Goal
Lines that include the word "proposal" are the ones to copy.

--- Start ---

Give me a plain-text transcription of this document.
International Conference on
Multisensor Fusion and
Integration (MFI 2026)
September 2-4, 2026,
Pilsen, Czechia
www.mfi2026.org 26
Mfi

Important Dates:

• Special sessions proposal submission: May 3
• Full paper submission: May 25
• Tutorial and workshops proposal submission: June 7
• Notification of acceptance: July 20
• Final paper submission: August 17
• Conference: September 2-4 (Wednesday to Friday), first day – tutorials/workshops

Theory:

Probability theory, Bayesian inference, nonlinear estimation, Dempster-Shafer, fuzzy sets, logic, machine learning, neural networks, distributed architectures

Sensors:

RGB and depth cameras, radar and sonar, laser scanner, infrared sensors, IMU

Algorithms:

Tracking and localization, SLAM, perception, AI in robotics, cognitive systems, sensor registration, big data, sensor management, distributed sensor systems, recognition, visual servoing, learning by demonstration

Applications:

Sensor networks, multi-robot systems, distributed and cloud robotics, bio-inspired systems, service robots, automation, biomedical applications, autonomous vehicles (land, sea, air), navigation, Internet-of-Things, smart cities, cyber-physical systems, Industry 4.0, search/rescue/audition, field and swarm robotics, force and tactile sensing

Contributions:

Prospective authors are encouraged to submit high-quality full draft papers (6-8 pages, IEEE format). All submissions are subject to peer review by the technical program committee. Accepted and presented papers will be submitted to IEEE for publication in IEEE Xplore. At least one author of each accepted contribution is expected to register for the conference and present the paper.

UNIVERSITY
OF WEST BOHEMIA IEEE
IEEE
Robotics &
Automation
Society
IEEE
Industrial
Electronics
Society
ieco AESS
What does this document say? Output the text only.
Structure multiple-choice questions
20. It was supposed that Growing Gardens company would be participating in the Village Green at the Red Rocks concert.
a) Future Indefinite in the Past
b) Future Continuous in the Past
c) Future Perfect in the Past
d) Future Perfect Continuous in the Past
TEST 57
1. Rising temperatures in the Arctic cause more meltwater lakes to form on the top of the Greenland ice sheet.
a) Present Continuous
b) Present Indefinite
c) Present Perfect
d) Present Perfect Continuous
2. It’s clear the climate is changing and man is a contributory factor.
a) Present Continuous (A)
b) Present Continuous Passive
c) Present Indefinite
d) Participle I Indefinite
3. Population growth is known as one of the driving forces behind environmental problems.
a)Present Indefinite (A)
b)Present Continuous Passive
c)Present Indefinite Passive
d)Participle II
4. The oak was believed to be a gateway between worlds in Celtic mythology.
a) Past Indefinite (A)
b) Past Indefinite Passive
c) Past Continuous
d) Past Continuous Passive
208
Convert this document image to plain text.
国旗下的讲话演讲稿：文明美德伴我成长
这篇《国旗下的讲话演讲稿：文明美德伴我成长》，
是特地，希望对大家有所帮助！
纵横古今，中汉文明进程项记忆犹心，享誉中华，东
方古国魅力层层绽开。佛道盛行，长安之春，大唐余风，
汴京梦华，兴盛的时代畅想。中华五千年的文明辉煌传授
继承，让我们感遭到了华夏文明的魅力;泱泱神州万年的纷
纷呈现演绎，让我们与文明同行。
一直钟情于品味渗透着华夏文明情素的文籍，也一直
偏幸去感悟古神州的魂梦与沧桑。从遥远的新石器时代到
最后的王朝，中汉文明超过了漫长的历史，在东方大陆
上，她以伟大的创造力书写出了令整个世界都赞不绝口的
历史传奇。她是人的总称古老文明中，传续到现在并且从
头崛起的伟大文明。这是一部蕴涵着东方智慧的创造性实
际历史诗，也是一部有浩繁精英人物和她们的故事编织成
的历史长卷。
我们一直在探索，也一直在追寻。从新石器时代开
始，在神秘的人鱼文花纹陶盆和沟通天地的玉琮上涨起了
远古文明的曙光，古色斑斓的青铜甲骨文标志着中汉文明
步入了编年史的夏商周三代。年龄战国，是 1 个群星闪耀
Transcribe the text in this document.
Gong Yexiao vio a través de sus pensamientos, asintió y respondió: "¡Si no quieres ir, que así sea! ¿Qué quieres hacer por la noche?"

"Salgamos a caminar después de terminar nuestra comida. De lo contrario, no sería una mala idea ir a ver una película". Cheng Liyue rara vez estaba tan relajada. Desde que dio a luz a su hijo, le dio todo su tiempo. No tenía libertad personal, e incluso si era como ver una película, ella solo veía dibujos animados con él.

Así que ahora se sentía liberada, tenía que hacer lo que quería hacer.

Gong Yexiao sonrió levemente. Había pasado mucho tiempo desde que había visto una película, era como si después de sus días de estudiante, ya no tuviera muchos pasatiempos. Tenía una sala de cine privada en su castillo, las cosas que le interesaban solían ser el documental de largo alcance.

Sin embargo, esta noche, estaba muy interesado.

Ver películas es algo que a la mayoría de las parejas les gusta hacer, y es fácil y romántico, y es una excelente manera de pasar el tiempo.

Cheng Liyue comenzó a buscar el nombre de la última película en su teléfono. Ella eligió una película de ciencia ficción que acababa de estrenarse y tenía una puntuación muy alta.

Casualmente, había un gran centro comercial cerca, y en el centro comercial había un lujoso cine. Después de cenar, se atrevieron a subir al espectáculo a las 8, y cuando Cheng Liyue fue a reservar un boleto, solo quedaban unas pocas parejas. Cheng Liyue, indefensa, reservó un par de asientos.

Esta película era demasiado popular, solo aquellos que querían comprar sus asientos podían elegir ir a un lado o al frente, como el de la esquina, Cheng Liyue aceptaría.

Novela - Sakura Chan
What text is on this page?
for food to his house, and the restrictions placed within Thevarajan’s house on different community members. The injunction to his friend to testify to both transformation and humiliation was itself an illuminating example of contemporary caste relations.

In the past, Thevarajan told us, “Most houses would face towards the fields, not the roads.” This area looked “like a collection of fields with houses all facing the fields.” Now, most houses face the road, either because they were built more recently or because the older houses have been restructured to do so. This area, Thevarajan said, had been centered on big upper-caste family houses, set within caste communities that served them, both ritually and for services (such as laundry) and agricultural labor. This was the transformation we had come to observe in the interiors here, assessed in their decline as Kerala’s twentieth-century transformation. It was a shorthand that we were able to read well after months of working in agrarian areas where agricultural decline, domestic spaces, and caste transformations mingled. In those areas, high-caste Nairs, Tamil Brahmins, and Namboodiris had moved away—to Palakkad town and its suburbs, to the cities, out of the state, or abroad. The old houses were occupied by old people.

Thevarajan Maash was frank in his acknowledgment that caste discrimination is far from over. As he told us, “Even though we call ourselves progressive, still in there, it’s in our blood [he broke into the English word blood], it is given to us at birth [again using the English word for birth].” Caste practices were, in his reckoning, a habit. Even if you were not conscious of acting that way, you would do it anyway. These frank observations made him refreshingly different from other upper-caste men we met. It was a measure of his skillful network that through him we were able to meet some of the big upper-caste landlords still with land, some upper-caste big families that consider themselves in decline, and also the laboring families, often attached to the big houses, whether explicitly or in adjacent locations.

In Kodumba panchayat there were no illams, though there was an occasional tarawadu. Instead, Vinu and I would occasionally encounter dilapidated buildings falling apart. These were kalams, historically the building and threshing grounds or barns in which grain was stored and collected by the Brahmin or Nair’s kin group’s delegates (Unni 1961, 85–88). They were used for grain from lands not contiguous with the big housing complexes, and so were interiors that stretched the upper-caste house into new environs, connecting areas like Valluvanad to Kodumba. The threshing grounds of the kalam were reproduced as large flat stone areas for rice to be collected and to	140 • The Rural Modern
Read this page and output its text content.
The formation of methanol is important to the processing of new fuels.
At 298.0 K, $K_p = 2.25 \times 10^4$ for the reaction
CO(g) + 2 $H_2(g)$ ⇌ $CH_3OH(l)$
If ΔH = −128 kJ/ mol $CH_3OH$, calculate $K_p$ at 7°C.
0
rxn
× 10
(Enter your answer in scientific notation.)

--- End ---

Written response
• Special sessions proposal submission: May 3
• Tutorial and workshops proposal submission: June 7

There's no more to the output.